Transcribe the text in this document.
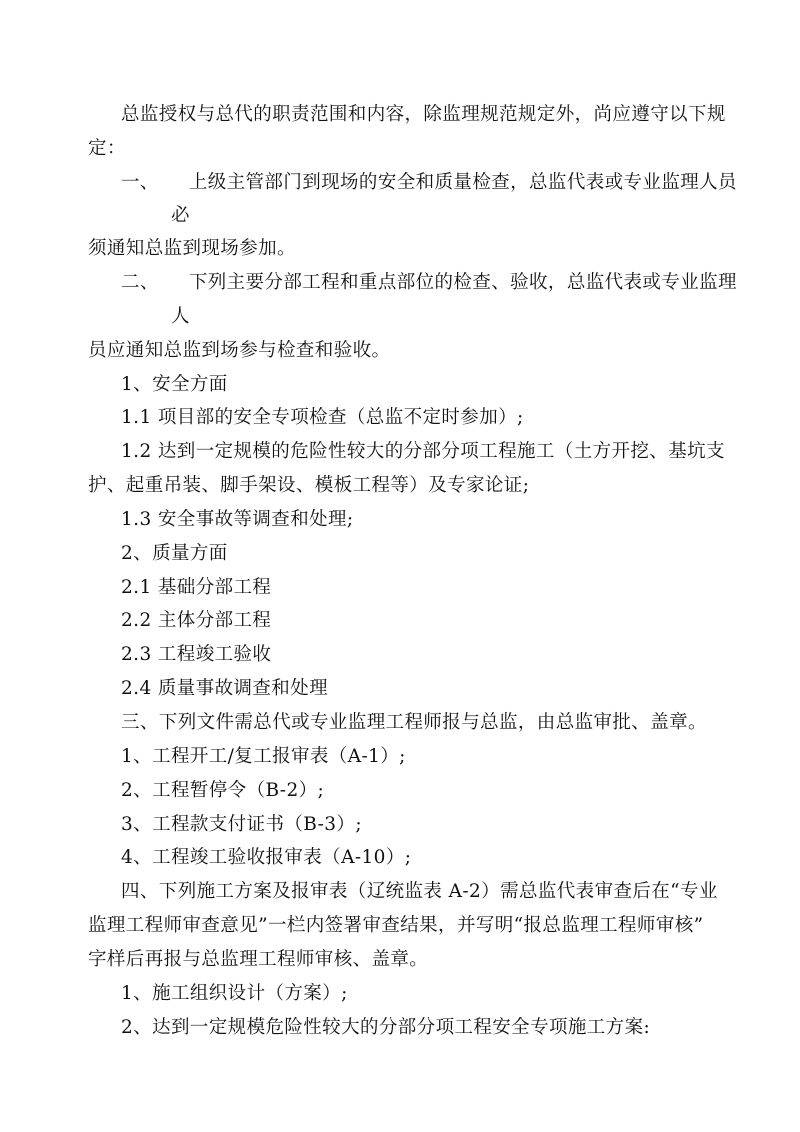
总监授权与总代的职责范围和内容，除监理规范规定外，尚应遵守以下规
定：
一、 上级主管部门到现场的安全和质量检查，总监代表或专业监理人员
必
须通知总监到现场参加。
二、 下列主要分部工程和重点部位的检查、验收，总监代表或专业监理
人
员应通知总监到场参与检查和验收。
1、安全方面
1.1 项目部的安全专项检查（总监不定时参加）;
1.2 达到一定规模的危险性较大的分部分项工程施工（土方开挖、基坑支
护、起重吊装、脚手架设、模板工程等）及专家论证;
1.3 安全事故等调查和处理;
2、质量方面
2.1 基础分部工程
2.2 主体分部工程
2.3 工程竣工验收
2.4 质量事故调查和处理
三、下列文件需总代或专业监理工程师报与总监，由总监审批、盖章。
1、工程开工/复工报审表（A-1）;
2、工程暂停令（B-2）;
3、工程款支付证书（B-3）;
4、工程竣工验收报审表（A-10）;
四、下列施工方案及报审表（辽统监表 A-2）需总监代表审查后在“专业
监理工程师审查意见”一栏内签署审查结果，并写明“报总监理工程师审核”
字样后再报与总监理工程师审核、盖章。
1、施工组织设计（方案）;
2、达到一定规模危险性较大的分部分项工程安全专项施工方案:
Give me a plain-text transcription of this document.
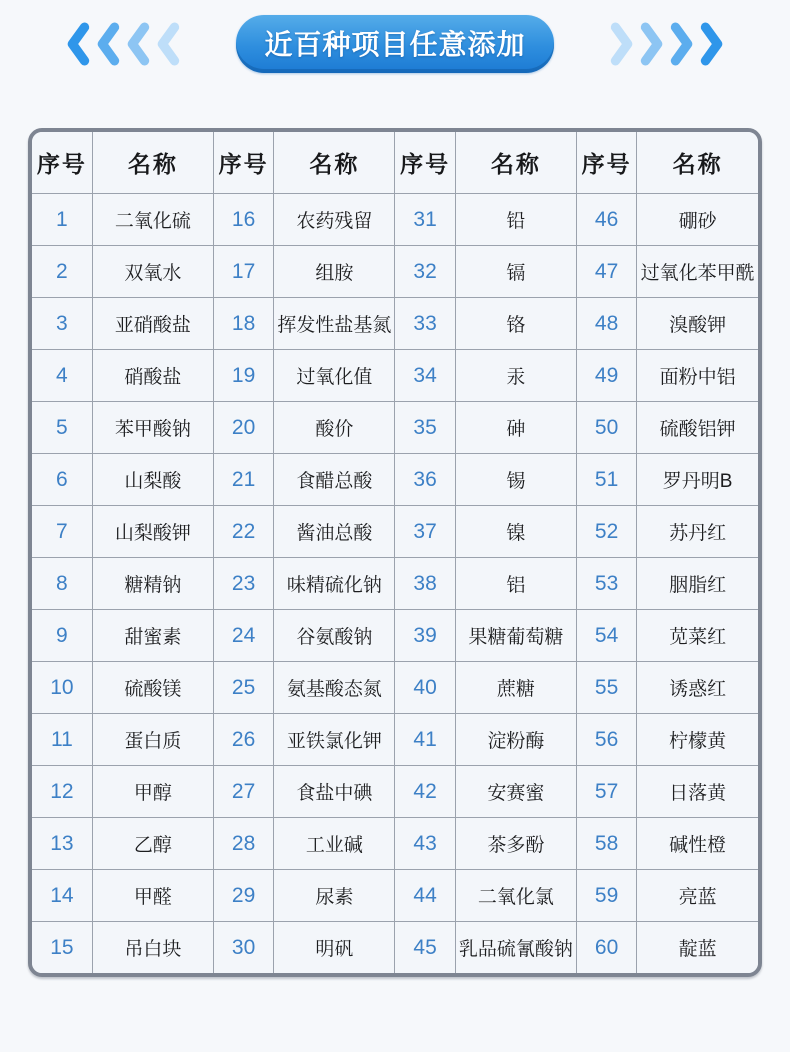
近百种项目任意添加
序号	名称	序号	名称	序号	名称	序号	名称
1	二氧化硫	16	农药残留	31	铅	46	硼砂
2	双氧水	17	组胺	32	镉	47	过氧化苯甲酰
3	亚硝酸盐	18	挥发性盐基氮	33	铬	48	溴酸钾
4	硝酸盐	19	过氧化值	34	汞	49	面粉中铝
5	苯甲酸钠	20	酸价	35	砷	50	硫酸铝钾
6	山梨酸	21	食醋总酸	36	锡	51	罗丹明B
7	山梨酸钾	22	酱油总酸	37	镍	52	苏丹红
8	糖精钠	23	味精硫化钠	38	铝	53	胭脂红
9	甜蜜素	24	谷氨酸钠	39	果糖葡萄糖	54	苋菜红
10	硫酸镁	25	氨基酸态氮	40	蔗糖	55	诱惑红
11	蛋白质	26	亚铁氯化钾	41	淀粉酶	56	柠檬黄
12	甲醇	27	食盐中碘	42	安赛蜜	57	日落黄
13	乙醇	28	工业碱	43	茶多酚	58	碱性橙
14	甲醛	29	尿素	44	二氧化氯	59	亮蓝
15	吊白块	30	明矾	45	乳品硫氰酸钠	60	靛蓝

=== Exercise goal ===
List the lines of the material in which the word "this" occurs.

=== Response to the exercise ===
Transcribe the text in this document.
Give me a plain-text transcription of this document.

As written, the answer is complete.